[Dataset rows]
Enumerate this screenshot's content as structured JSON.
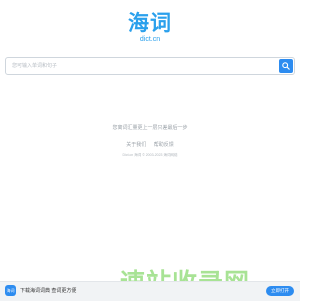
{
  "logo": {
    "mark": "海词",
    "domain": "dict.cn"
  },
  "search": {
    "placeholder": "您可输入单词和句子",
    "value": ""
  },
  "tagline": "您离词汇量更上一层只差最后一步",
  "links": [
    "关于我们",
    "帮助反馈"
  ],
  "copyright": "Dict.cn 海词 © 2003-2023 海词网络",
  "watermark": "速站收录网",
  "bottom_bar": {
    "app_label": "海词",
    "promo": "下载海词词典 查词更方便",
    "open_button": "立即打开"
  },
  "colors": {
    "accent": "#2aa0ec",
    "button": "#2d8cf0",
    "watermark": "#9fe08a"
  }
}
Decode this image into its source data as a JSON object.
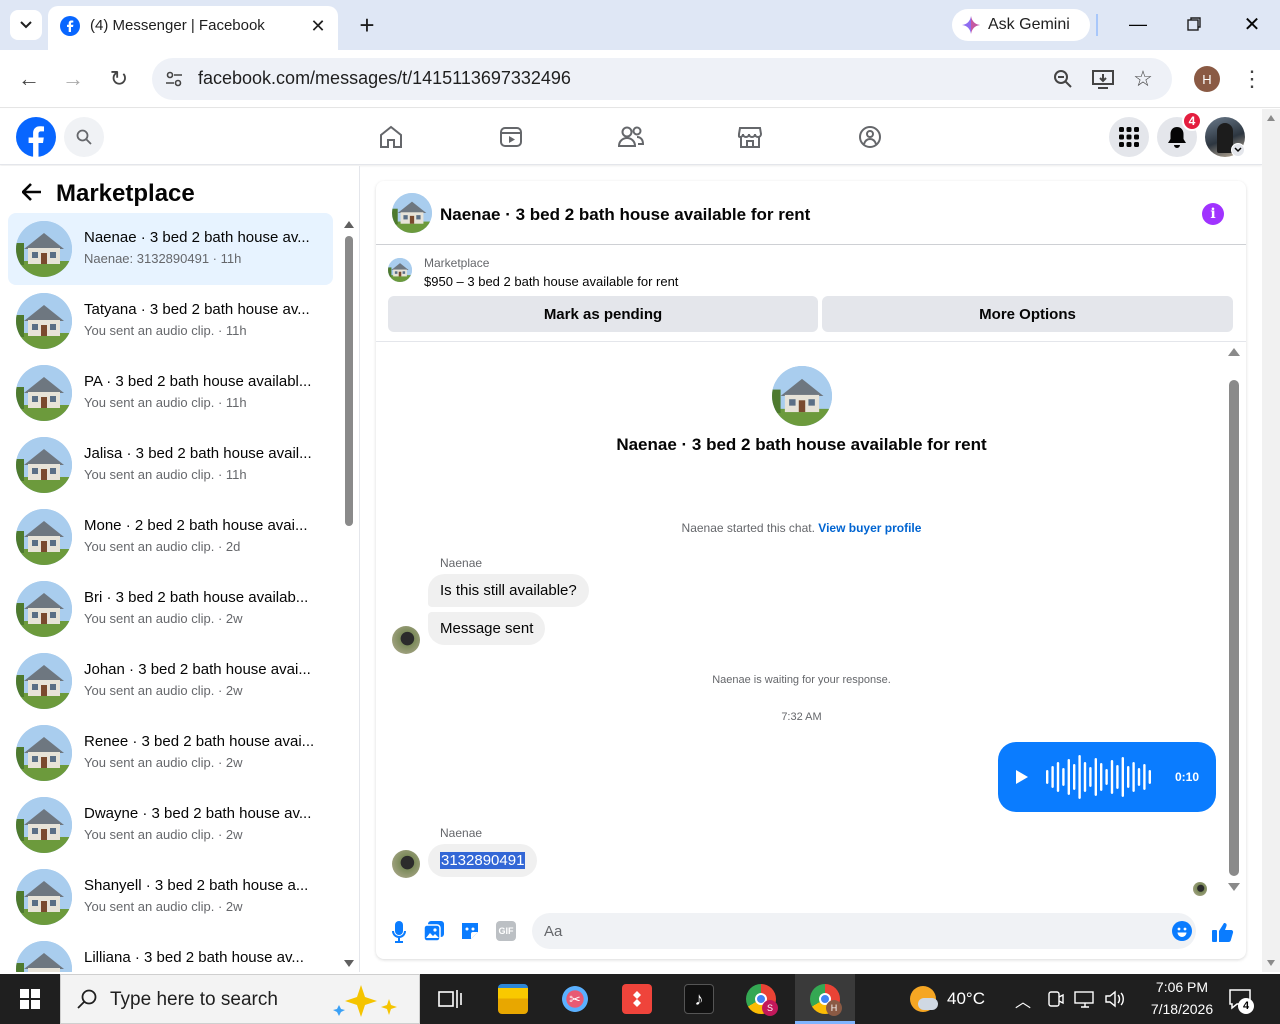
{
  "browser": {
    "tab_title": "(4) Messenger | Facebook",
    "new_tab": "+",
    "ask_gemini": "Ask Gemini",
    "url": "facebook.com/messages/t/1415113697332496",
    "profile_initial": "H"
  },
  "fb_header": {
    "notification_count": "4"
  },
  "sidebar": {
    "title": "Marketplace",
    "conversations": [
      {
        "title": "Naenae · 3 bed 2 bath house av...",
        "subtitle": "Naenae: 3132890491 · 11h",
        "selected": true
      },
      {
        "title": "Tatyana · 3 bed 2 bath house av...",
        "subtitle": "You sent an audio clip. · 11h"
      },
      {
        "title": "PA · 3 bed 2 bath house availabl...",
        "subtitle": "You sent an audio clip. · 11h"
      },
      {
        "title": "Jalisa · 3 bed 2 bath house avail...",
        "subtitle": "You sent an audio clip. · 11h"
      },
      {
        "title": "Mone · 2 bed 2 bath house avai...",
        "subtitle": "You sent an audio clip. · 2d"
      },
      {
        "title": "Bri · 3 bed 2 bath house availab...",
        "subtitle": "You sent an audio clip. · 2w"
      },
      {
        "title": "Johan · 3 bed 2 bath house avai...",
        "subtitle": "You sent an audio clip. · 2w"
      },
      {
        "title": "Renee · 3 bed 2 bath house avai...",
        "subtitle": "You sent an audio clip. · 2w"
      },
      {
        "title": "Dwayne · 3 bed 2 bath house av...",
        "subtitle": "You sent an audio clip. · 2w"
      },
      {
        "title": "Shanyell · 3 bed 2 bath house a...",
        "subtitle": "You sent an audio clip. · 2w"
      },
      {
        "title": "Lilliana · 3 bed 2 bath house av...",
        "subtitle": ""
      }
    ]
  },
  "chat": {
    "header_title": "Naenae · 3 bed 2 bath house available for rent",
    "listing_source": "Marketplace",
    "listing_text": "$950 – 3 bed 2 bath house available for rent",
    "mark_pending": "Mark as pending",
    "more_options": "More Options",
    "intro_title": "Naenae · 3 bed 2 bath house available for rent",
    "started_text": "Naenae started this chat.",
    "view_profile": "View buyer profile",
    "sender_name_1": "Naenae",
    "msg_1": "Is this still available?",
    "msg_2": "Message sent",
    "waiting_text": "Naenae is waiting for your response.",
    "timestamp": "7:32 AM",
    "audio_duration": "0:10",
    "sender_name_2": "Naenae",
    "msg_3": "3132890491",
    "composer_placeholder": "Aa"
  },
  "taskbar": {
    "search_placeholder": "Type here to search",
    "weather": "40°C",
    "time": "7:06 PM",
    "date": "7/18/2026",
    "notif_count": "4"
  },
  "colors": {
    "fb_blue": "#0866ff",
    "messenger_blue": "#0a7cff",
    "selected_bg": "#e7f3ff",
    "info_purple": "#a033ff"
  }
}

STATED GOAL:
Without including any pictures, reproduce the listing exactly.

SOLUTION FOR THIS PROBLEM:
Enumerate this screenshot's content as structured JSON.
{
  "logo": {
    "mark": "海词",
    "domain": "dict.cn"
  },
  "search": {
    "placeholder": "您可输入单词和句子",
    "value": ""
  },
  "tagline": "您离词汇量更上一层只差最后一步",
  "links": [
    "关于我们",
    "帮助反馈"
  ],
  "copyright": "Dict.cn 海词 © 2003-2023 海词网络",
  "watermark": "速站收录网",
  "bottom_bar": {
    "app_label": "海词",
    "promo": "下载海词词典 查词更方便",
    "open_button": "立即打开"
  },
  "colors": {
    "accent": "#2aa0ec",
    "button": "#2d8cf0",
    "watermark": "#9fe08a"
  }
}
Decode this image into its source data as a JSON object.
{
  "browser": {
    "tab_title": "(4) Messenger | Facebook",
    "new_tab": "+",
    "ask_gemini": "Ask Gemini",
    "url": "facebook.com/messages/t/1415113697332496",
    "profile_initial": "H"
  },
  "fb_header": {
    "notification_count": "4"
  },
  "sidebar": {
    "title": "Marketplace",
    "conversations": [
      {
        "title": "Naenae · 3 bed 2 bath house av...",
        "subtitle": "Naenae: 3132890491 · 11h",
        "selected": true
      },
      {
        "title": "Tatyana · 3 bed 2 bath house av...",
        "subtitle": "You sent an audio clip. · 11h"
      },
      {
        "title": "PA · 3 bed 2 bath house availabl...",
        "subtitle": "You sent an audio clip. · 11h"
      },
      {
        "title": "Jalisa · 3 bed 2 bath house avail...",
        "subtitle": "You sent an audio clip. · 11h"
      },
      {
        "title": "Mone · 2 bed 2 bath house avai...",
        "subtitle": "You sent an audio clip. · 2d"
      },
      {
        "title": "Bri · 3 bed 2 bath house availab...",
        "subtitle": "You sent an audio clip. · 2w"
      },
      {
        "title": "Johan · 3 bed 2 bath house avai...",
        "subtitle": "You sent an audio clip. · 2w"
      },
      {
        "title": "Renee · 3 bed 2 bath house avai...",
        "subtitle": "You sent an audio clip. · 2w"
      },
      {
        "title": "Dwayne · 3 bed 2 bath house av...",
        "subtitle": "You sent an audio clip. · 2w"
      },
      {
        "title": "Shanyell · 3 bed 2 bath house a...",
        "subtitle": "You sent an audio clip. · 2w"
      },
      {
        "title": "Lilliana · 3 bed 2 bath house av...",
        "subtitle": ""
      }
    ]
  },
  "chat": {
    "header_title": "Naenae · 3 bed 2 bath house available for rent",
    "listing_source": "Marketplace",
    "listing_text": "$950 – 3 bed 2 bath house available for rent",
    "mark_pending": "Mark as pending",
    "more_options": "More Options",
    "intro_title": "Naenae · 3 bed 2 bath house available for rent",
    "started_text": "Naenae started this chat.",
    "view_profile": "View buyer profile",
    "sender_name_1": "Naenae",
    "msg_1": "Is this still available?",
    "msg_2": "Message sent",
    "waiting_text": "Naenae is waiting for your response.",
    "timestamp": "7:32 AM",
    "audio_duration": "0:10",
    "sender_name_2": "Naenae",
    "msg_3": "3132890491",
    "composer_placeholder": "Aa"
  },
  "taskbar": {
    "search_placeholder": "Type here to search",
    "weather": "40°C",
    "time": "7:06 PM",
    "date": "7/18/2026",
    "notif_count": "4"
  },
  "colors": {
    "fb_blue": "#0866ff",
    "messenger_blue": "#0a7cff",
    "selected_bg": "#e7f3ff",
    "info_purple": "#a033ff"
  }
}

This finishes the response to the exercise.